— BEGIN —

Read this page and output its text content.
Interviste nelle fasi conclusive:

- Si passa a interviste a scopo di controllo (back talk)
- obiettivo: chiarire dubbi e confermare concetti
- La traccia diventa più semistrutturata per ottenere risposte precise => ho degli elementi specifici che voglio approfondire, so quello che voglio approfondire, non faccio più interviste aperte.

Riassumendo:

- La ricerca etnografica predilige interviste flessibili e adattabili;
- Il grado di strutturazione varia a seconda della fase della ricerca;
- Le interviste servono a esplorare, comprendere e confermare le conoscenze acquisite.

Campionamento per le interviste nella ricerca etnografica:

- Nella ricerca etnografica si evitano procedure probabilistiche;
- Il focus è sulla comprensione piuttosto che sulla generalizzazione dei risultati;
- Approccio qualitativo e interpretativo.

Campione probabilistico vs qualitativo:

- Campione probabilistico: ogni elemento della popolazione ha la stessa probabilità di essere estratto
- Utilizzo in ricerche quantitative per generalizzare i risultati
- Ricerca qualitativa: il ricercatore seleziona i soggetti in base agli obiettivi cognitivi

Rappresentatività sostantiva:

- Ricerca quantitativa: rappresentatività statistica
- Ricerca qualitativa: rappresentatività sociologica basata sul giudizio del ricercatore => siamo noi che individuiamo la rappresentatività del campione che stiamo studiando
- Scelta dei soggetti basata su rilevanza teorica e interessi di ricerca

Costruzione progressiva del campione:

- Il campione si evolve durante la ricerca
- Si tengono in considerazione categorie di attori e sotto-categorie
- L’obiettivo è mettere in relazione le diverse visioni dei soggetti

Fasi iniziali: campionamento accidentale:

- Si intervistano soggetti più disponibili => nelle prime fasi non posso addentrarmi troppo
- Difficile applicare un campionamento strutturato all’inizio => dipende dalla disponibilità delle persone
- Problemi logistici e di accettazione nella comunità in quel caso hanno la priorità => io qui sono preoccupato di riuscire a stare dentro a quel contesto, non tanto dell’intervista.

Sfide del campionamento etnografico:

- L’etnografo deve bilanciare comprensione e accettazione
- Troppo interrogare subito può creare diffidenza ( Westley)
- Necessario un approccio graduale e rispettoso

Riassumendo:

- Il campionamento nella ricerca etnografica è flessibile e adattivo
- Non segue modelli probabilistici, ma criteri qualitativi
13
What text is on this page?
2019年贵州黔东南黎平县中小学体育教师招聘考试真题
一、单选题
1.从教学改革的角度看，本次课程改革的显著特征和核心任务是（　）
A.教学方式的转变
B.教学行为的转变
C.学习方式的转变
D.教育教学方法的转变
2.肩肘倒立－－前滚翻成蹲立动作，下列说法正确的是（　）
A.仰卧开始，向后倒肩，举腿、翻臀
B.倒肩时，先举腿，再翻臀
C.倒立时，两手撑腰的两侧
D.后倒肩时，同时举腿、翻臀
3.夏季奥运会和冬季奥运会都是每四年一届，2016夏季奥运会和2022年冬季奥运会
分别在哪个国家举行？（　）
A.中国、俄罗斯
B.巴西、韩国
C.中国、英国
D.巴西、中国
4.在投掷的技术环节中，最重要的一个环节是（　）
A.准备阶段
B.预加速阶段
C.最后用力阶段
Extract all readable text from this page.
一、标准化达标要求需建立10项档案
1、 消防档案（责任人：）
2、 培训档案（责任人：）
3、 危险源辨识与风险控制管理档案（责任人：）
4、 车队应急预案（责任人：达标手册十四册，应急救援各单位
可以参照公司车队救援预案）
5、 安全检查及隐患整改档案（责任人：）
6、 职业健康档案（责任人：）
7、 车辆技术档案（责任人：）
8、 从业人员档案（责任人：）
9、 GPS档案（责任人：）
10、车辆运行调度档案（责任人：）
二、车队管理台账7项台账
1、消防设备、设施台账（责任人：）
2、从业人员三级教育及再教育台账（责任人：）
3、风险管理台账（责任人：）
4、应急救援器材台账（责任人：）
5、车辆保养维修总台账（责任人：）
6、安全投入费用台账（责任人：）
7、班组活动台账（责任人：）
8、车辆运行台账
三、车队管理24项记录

— END —

Search the data for "page" and list every line in which it occurs.

*RESPONSE TO THIS EXERCISE*:
Read this page and output its text content.
What text is on this page?
Extract all readable text from this page.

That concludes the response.